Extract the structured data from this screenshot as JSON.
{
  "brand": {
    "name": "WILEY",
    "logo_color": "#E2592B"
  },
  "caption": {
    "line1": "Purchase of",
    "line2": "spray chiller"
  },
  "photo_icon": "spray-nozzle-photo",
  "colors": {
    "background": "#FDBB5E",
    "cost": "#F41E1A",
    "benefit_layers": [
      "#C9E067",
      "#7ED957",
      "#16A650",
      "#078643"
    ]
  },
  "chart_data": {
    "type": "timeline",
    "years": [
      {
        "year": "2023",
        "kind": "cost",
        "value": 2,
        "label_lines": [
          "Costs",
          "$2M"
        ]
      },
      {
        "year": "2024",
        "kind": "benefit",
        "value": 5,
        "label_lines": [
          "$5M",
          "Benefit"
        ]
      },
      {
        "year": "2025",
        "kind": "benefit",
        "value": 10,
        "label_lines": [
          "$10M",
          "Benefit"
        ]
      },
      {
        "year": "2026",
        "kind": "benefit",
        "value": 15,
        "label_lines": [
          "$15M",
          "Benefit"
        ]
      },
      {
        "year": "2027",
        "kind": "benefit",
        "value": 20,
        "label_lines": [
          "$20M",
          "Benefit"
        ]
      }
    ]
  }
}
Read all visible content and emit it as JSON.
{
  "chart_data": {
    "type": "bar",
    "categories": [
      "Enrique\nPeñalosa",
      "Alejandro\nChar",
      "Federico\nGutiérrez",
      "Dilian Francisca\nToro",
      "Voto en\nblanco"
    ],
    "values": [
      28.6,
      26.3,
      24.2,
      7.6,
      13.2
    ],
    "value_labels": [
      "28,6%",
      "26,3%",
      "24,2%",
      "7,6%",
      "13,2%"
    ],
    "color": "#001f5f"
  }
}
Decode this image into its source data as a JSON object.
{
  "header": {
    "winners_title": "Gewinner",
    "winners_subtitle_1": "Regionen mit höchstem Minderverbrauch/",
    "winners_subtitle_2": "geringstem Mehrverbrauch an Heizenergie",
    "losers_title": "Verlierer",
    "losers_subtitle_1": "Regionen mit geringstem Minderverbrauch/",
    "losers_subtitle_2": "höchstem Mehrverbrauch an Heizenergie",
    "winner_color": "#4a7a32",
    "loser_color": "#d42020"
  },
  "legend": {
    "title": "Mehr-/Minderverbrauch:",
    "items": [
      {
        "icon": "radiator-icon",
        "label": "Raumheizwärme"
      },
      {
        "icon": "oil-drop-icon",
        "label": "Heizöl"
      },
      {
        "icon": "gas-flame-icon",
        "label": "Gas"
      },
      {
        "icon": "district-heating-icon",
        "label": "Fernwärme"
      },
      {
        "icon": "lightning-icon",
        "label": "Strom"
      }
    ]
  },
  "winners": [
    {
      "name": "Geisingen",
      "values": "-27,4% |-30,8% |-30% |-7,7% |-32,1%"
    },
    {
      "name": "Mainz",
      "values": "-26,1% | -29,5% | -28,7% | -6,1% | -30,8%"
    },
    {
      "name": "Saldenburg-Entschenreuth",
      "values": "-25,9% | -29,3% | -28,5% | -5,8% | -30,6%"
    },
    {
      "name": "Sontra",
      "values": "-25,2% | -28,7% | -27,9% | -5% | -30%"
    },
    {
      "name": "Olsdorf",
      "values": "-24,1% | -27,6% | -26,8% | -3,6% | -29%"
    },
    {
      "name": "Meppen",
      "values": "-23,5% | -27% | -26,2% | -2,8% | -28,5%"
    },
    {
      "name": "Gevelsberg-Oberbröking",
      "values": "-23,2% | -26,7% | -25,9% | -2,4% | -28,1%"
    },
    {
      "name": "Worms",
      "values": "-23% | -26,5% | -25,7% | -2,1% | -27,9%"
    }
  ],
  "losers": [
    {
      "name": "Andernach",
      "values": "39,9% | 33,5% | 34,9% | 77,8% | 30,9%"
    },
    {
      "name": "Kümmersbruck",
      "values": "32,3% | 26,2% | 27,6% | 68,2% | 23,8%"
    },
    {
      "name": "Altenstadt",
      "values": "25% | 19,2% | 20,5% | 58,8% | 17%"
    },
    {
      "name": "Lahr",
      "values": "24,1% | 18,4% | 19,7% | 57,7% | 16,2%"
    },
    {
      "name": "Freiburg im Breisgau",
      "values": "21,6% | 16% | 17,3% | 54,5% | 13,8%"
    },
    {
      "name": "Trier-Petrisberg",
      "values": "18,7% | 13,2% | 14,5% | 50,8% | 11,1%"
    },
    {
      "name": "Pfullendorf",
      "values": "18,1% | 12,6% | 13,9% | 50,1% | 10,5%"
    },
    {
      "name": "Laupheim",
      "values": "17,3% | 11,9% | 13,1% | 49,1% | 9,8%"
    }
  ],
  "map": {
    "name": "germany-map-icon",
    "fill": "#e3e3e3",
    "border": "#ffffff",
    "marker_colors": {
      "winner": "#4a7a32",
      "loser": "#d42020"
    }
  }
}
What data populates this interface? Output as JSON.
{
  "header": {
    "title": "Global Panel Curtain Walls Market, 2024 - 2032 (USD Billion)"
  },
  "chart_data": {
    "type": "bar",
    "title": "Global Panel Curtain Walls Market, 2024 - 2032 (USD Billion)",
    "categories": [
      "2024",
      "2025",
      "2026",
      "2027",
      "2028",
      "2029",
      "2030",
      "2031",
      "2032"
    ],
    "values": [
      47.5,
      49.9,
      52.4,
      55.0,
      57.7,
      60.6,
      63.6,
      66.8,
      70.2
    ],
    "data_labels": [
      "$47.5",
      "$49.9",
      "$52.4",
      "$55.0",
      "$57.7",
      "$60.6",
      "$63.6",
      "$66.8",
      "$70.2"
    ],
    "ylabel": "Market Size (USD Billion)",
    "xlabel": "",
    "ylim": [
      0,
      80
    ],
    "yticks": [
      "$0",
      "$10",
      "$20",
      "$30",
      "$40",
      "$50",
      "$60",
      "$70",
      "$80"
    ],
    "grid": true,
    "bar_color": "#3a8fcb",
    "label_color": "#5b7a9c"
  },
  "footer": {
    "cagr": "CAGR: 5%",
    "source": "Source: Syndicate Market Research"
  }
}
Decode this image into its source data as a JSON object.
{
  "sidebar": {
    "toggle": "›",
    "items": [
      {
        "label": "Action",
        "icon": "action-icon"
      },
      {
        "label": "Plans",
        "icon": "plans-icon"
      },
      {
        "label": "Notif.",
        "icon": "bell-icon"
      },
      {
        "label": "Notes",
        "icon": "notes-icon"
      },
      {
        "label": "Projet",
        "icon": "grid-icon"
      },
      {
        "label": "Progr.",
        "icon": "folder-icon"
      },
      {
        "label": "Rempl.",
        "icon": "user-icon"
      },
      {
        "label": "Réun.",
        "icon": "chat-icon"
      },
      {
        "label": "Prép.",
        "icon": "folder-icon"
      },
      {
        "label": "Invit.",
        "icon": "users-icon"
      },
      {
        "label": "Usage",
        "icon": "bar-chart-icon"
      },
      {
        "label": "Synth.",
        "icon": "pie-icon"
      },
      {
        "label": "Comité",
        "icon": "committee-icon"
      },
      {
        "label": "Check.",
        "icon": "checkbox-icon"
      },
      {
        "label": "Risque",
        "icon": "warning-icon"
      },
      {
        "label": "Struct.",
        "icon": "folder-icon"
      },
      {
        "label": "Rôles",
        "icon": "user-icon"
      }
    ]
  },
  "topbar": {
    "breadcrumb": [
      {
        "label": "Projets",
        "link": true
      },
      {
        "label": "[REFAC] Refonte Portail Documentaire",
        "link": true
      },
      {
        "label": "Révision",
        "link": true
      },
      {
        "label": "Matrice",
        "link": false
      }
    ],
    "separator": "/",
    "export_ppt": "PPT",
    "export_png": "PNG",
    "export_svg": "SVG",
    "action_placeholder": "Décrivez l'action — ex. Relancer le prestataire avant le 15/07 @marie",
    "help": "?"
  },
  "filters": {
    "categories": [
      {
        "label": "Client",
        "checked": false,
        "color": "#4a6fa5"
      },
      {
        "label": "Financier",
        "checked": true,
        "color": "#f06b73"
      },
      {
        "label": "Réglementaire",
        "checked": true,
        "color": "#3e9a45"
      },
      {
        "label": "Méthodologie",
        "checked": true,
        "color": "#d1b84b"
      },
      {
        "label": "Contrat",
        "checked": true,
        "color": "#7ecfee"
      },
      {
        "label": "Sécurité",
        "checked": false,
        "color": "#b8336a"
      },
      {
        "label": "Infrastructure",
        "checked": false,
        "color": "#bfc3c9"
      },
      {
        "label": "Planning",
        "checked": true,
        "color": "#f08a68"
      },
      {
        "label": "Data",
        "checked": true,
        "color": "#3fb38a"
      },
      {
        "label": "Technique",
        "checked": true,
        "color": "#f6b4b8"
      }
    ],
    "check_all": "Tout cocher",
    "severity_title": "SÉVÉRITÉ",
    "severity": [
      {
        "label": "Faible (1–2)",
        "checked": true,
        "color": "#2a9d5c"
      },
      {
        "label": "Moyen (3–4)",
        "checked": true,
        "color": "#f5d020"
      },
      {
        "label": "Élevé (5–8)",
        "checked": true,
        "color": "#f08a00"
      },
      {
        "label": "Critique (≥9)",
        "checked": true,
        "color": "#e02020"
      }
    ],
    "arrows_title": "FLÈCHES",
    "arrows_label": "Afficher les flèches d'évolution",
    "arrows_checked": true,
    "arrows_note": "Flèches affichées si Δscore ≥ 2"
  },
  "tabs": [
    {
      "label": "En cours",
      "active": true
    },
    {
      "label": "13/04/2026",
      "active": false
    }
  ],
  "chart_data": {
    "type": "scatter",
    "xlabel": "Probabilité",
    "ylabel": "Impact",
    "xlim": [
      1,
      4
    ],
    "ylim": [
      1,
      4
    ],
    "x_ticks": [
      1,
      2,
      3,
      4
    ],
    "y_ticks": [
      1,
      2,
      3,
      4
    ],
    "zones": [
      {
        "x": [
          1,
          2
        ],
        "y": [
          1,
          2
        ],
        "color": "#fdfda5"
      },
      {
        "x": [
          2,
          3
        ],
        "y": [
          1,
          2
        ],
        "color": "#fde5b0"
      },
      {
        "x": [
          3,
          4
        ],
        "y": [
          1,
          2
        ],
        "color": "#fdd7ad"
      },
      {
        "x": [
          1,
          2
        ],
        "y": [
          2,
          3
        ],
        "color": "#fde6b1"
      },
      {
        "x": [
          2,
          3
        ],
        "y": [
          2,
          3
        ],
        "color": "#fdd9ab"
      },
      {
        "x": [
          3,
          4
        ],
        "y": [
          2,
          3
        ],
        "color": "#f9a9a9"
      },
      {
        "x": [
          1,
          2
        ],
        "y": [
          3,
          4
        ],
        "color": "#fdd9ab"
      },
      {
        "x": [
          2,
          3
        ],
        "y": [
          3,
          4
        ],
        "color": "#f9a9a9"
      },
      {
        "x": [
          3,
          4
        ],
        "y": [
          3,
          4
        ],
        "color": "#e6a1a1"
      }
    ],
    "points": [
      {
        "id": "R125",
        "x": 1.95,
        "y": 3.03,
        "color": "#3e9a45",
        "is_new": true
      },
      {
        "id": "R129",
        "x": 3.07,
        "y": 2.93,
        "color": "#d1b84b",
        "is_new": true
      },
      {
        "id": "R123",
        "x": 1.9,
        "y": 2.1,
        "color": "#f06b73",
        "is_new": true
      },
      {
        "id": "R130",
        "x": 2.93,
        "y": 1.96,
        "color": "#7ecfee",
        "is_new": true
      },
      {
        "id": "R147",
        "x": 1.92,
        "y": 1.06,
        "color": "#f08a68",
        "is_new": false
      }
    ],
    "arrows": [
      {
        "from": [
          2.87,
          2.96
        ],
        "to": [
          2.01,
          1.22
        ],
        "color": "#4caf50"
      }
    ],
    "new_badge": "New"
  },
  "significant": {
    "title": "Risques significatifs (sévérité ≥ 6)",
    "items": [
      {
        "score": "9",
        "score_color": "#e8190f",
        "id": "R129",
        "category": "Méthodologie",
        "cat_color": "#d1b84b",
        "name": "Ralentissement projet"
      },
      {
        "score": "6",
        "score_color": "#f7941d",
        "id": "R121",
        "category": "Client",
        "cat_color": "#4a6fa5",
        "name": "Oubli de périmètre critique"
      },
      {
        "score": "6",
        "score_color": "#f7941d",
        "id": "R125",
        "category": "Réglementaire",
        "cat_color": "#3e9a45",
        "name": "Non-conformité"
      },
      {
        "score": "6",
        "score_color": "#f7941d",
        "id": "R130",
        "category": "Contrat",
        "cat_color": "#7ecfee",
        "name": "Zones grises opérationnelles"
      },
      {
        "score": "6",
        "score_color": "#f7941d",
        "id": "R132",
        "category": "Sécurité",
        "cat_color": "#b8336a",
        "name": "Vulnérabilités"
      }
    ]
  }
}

» **Requirements**
Where a line in the entries holds the word "type", copy that line.

» **Answer to the task**
    "type": "timeline",
    "type": "bar",
    "type": "bar",
    "type": "scatter",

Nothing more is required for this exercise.